REQUIREMENT:
Report only the number of lines in this material that include the string "orders".

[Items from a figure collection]

══════

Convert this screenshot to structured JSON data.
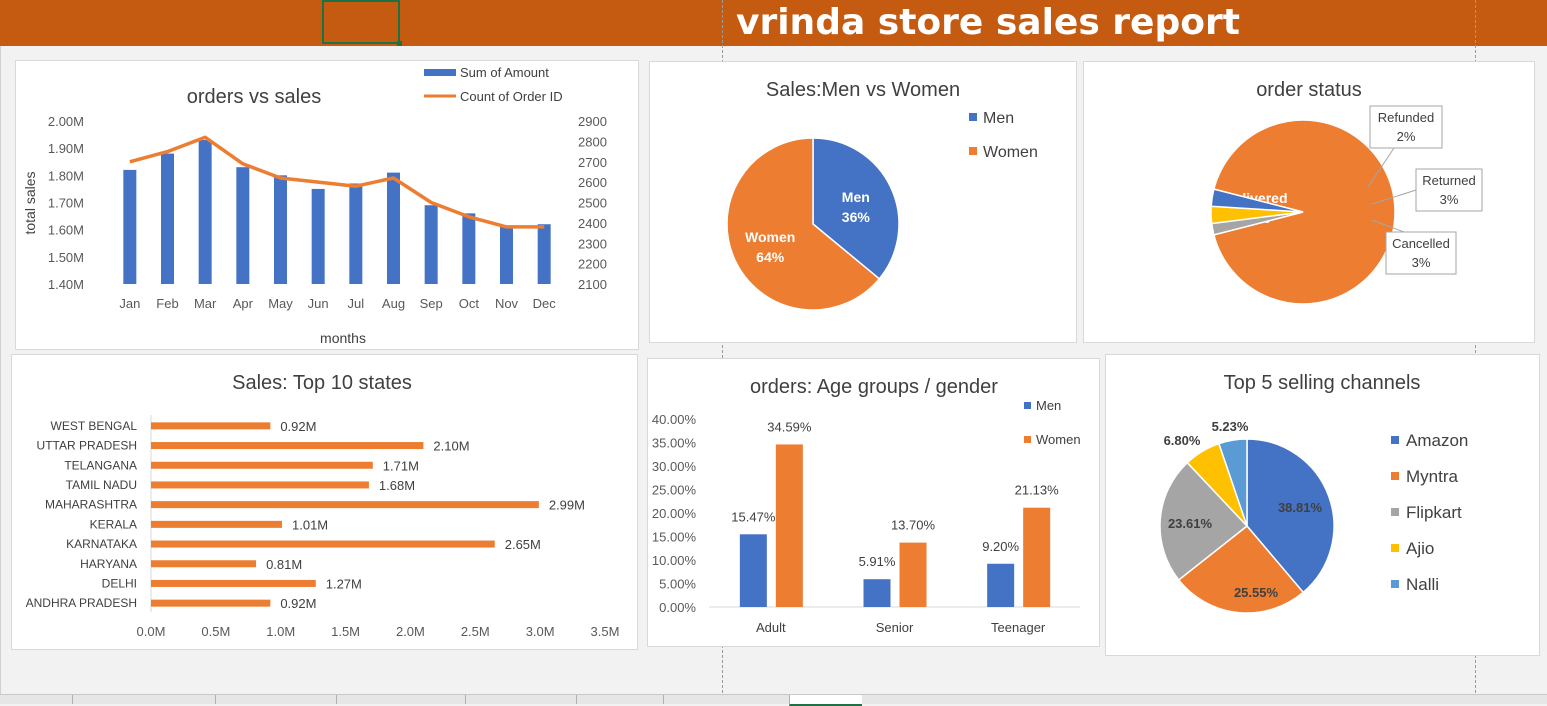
{
  "report": {
    "title": "vrinda store sales report"
  },
  "colors": {
    "banner": "#c55a11",
    "blue": "#4472c4",
    "orange": "#ed7d31",
    "gray": "#a5a5a5",
    "yellow": "#ffc000",
    "lightblue": "#5b9bd5"
  },
  "sheet_tabs": [
    "",
    "",
    "",
    "",
    "",
    "",
    ""
  ],
  "chart_data": [
    {
      "id": "orders-vs-sales",
      "type": "bar",
      "title": "orders vs sales",
      "xlabel": "months",
      "ylabel": "total sales",
      "categories": [
        "Jan",
        "Feb",
        "Mar",
        "Apr",
        "May",
        "Jun",
        "Jul",
        "Aug",
        "Sep",
        "Oct",
        "Nov",
        "Dec"
      ],
      "series": [
        {
          "name": "Sum of Amount",
          "type": "bar",
          "axis": "left",
          "values": [
            1.82,
            1.88,
            1.93,
            1.83,
            1.8,
            1.75,
            1.77,
            1.81,
            1.69,
            1.66,
            1.61,
            1.62
          ]
        },
        {
          "name": "Count of Order ID",
          "type": "line",
          "axis": "right",
          "values": [
            2700,
            2750,
            2820,
            2690,
            2620,
            2600,
            2580,
            2620,
            2500,
            2430,
            2380,
            2380
          ]
        }
      ],
      "ylim": [
        1.4,
        2.0
      ],
      "yticks": [
        "1.40M",
        "1.50M",
        "1.60M",
        "1.70M",
        "1.80M",
        "1.90M",
        "2.00M"
      ],
      "y2lim": [
        2100,
        2900
      ],
      "y2ticks": [
        "2100",
        "2200",
        "2300",
        "2400",
        "2500",
        "2600",
        "2700",
        "2800",
        "2900"
      ],
      "legend": "top-right"
    },
    {
      "id": "sales-men-women",
      "type": "pie",
      "title": "Sales:Men vs Women",
      "labels": [
        "Men",
        "Women"
      ],
      "values": [
        36,
        64
      ],
      "data_labels": [
        "36%",
        "64%"
      ],
      "legend": "right"
    },
    {
      "id": "order-status",
      "type": "pie",
      "title": "order status",
      "labels": [
        "Delivered",
        "Refunded",
        "Returned",
        "Cancelled"
      ],
      "values": [
        92,
        2,
        3,
        3
      ],
      "data_labels": [
        "92%",
        "2%",
        "3%",
        "3%"
      ]
    },
    {
      "id": "top-10-states",
      "type": "bar",
      "orientation": "horizontal",
      "title": "Sales: Top 10 states",
      "categories": [
        "WEST BENGAL",
        "UTTAR PRADESH",
        "TELANGANA",
        "TAMIL NADU",
        "MAHARASHTRA",
        "KERALA",
        "KARNATAKA",
        "HARYANA",
        "DELHI",
        "ANDHRA PRADESH"
      ],
      "values": [
        0.92,
        2.1,
        1.71,
        1.68,
        2.99,
        1.01,
        2.65,
        0.81,
        1.27,
        0.92
      ],
      "data_labels": [
        "0.92M",
        "2.10M",
        "1.71M",
        "1.68M",
        "2.99M",
        "1.01M",
        "2.65M",
        "0.81M",
        "1.27M",
        "0.92M"
      ],
      "xlim": [
        0,
        3.5
      ],
      "xticks": [
        "0.0M",
        "0.5M",
        "1.0M",
        "1.5M",
        "2.0M",
        "2.5M",
        "3.0M",
        "3.5M"
      ]
    },
    {
      "id": "age-groups-gender",
      "type": "bar",
      "title": "orders: Age groups / gender",
      "categories": [
        "Adult",
        "Senior",
        "Teenager"
      ],
      "series": [
        {
          "name": "Men",
          "values": [
            15.47,
            5.91,
            9.2
          ],
          "data_labels": [
            "15.47%",
            "5.91%",
            "9.20%"
          ]
        },
        {
          "name": "Women",
          "values": [
            34.59,
            13.7,
            21.13
          ],
          "data_labels": [
            "34.59%",
            "13.70%",
            "21.13%"
          ]
        }
      ],
      "ylim": [
        0,
        40
      ],
      "yticks": [
        "0.00%",
        "5.00%",
        "10.00%",
        "15.00%",
        "20.00%",
        "25.00%",
        "30.00%",
        "35.00%",
        "40.00%"
      ],
      "legend": "top-right"
    },
    {
      "id": "top-5-channels",
      "type": "pie",
      "title": "Top 5 selling channels",
      "labels": [
        "Amazon",
        "Myntra",
        "Flipkart",
        "Ajio",
        "Nalli"
      ],
      "values": [
        38.81,
        25.55,
        23.61,
        6.8,
        5.23
      ],
      "data_labels": [
        "38.81%",
        "25.55%",
        "23.61%",
        "6.80%",
        "5.23%"
      ],
      "legend": "right"
    }
  ]
}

══════

COMPLETED EXERCISE:
3